## SET TASK
Go through the listing below and gather every line with the word "Sales".

** start of INPUT MATERIAL **

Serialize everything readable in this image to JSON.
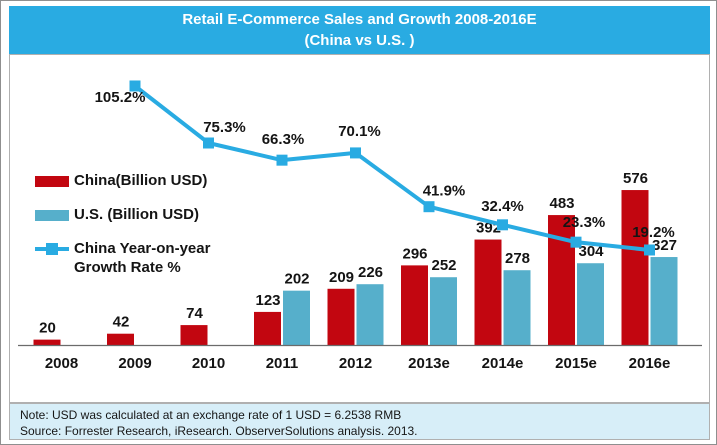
{
  "title": {
    "line1": "Retail E-Commerce Sales and Growth 2008-2016E",
    "line2": "(China vs U.S.  )"
  },
  "legend": {
    "items": [
      {
        "label": "China(Billion USD)",
        "marker": "bar-swatch",
        "color": "#C20610"
      },
      {
        "label": "U.S. (Billion USD)",
        "marker": "bar-swatch",
        "color": "#56AFCB"
      },
      {
        "label": "China Year-on-year Growth Rate %",
        "marker": "line-square-swatch",
        "color": "#29ABE2"
      }
    ]
  },
  "chart_data": {
    "type": "combo-bar-line",
    "title": "Retail E-Commerce Sales and Growth 2008-2016E (China vs U.S.)",
    "categories": [
      "2008",
      "2009",
      "2010",
      "2011",
      "2012",
      "2013e",
      "2014e",
      "2015e",
      "2016e"
    ],
    "series": [
      {
        "name": "China(Billion USD)",
        "type": "bar",
        "color": "#C20610",
        "values": [
          20,
          42,
          74,
          123,
          209,
          296,
          392,
          483,
          576
        ]
      },
      {
        "name": "U.S. (Billion USD)",
        "type": "bar",
        "color": "#56AFCB",
        "values": [
          null,
          null,
          null,
          202,
          226,
          252,
          278,
          304,
          327
        ]
      },
      {
        "name": "China Year-on-year Growth Rate %",
        "type": "line",
        "color": "#29ABE2",
        "unit": "%",
        "values": [
          null,
          105.2,
          75.3,
          66.3,
          70.1,
          41.9,
          32.4,
          23.3,
          19.2
        ]
      }
    ],
    "value_labels": true,
    "legend_position": "left",
    "grid": false,
    "y_axis_visible": false,
    "x_axis_line": true
  },
  "note": {
    "line1": "Note: USD was calculated at an exchange rate of 1 USD = 6.2538 RMB",
    "line2": "Source: Forrester Research, iResearch. ObserverSolutions analysis. 2013."
  },
  "colors": {
    "header_bg": "#29ABE2",
    "note_bg": "#D7EEF8",
    "china_bar": "#C20610",
    "us_bar": "#56AFCB",
    "growth_line": "#29ABE2"
  }
}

** end of INPUT MATERIAL **

## ANSWER TO THE EXERCISE
    "line1": "Retail E-Commerce Sales and Growth 2008-2016E",
    "title": "Retail E-Commerce Sales and Growth 2008-2016E (China vs U.S.)",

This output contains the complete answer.